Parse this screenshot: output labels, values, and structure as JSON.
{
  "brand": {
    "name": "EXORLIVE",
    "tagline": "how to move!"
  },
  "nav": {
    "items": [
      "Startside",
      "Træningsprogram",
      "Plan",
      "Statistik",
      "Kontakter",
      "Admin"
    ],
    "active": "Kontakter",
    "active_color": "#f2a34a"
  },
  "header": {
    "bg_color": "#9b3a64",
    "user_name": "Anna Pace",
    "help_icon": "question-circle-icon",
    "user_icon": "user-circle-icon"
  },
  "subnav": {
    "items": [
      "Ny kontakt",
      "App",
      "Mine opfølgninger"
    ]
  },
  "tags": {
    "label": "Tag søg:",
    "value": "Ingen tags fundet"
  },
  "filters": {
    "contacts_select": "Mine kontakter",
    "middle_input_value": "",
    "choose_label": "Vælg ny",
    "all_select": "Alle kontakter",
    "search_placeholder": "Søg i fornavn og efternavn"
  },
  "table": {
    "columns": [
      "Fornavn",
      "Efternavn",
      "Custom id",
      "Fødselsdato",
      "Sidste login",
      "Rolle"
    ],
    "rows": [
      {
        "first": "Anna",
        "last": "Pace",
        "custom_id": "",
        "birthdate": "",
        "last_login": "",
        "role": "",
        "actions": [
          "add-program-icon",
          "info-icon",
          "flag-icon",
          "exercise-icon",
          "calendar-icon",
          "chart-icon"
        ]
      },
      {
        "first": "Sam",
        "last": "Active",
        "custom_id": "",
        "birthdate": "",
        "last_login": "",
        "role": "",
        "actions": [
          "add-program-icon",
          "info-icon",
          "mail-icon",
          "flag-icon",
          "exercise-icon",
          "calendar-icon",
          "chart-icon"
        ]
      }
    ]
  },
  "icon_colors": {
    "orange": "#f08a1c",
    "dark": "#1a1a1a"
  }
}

** Your instructions **
Extract all the entries word for word.

** Problem solution **
Parse this screenshot: output labels, values, and structure as JSON.
{
  "brand": {
    "name": "EXORLIVE",
    "tagline": "how to move!"
  },
  "nav": {
    "items": [
      "Startside",
      "Træningsprogram",
      "Plan",
      "Statistik",
      "Kontakter",
      "Admin"
    ],
    "active": "Kontakter",
    "active_color": "#f2a34a"
  },
  "header": {
    "bg_color": "#9b3a64",
    "user_name": "Anna Pace",
    "help_icon": "question-circle-icon",
    "user_icon": "user-circle-icon"
  },
  "subnav": {
    "items": [
      "Ny kontakt",
      "App",
      "Mine opfølgninger"
    ]
  },
  "tags": {
    "label": "Tag søg:",
    "value": "Ingen tags fundet"
  },
  "filters": {
    "contacts_select": "Mine kontakter",
    "middle_input_value": "",
    "choose_label": "Vælg ny",
    "all_select": "Alle kontakter",
    "search_placeholder": "Søg i fornavn og efternavn"
  },
  "table": {
    "columns": [
      "Fornavn",
      "Efternavn",
      "Custom id",
      "Fødselsdato",
      "Sidste login",
      "Rolle"
    ],
    "rows": [
      {
        "first": "Anna",
        "last": "Pace",
        "custom_id": "",
        "birthdate": "",
        "last_login": "",
        "role": "",
        "actions": [
          "add-program-icon",
          "info-icon",
          "flag-icon",
          "exercise-icon",
          "calendar-icon",
          "chart-icon"
        ]
      },
      {
        "first": "Sam",
        "last": "Active",
        "custom_id": "",
        "birthdate": "",
        "last_login": "",
        "role": "",
        "actions": [
          "add-program-icon",
          "info-icon",
          "mail-icon",
          "flag-icon",
          "exercise-icon",
          "calendar-icon",
          "chart-icon"
        ]
      }
    ]
  },
  "icon_colors": {
    "orange": "#f08a1c",
    "dark": "#1a1a1a"
  }
}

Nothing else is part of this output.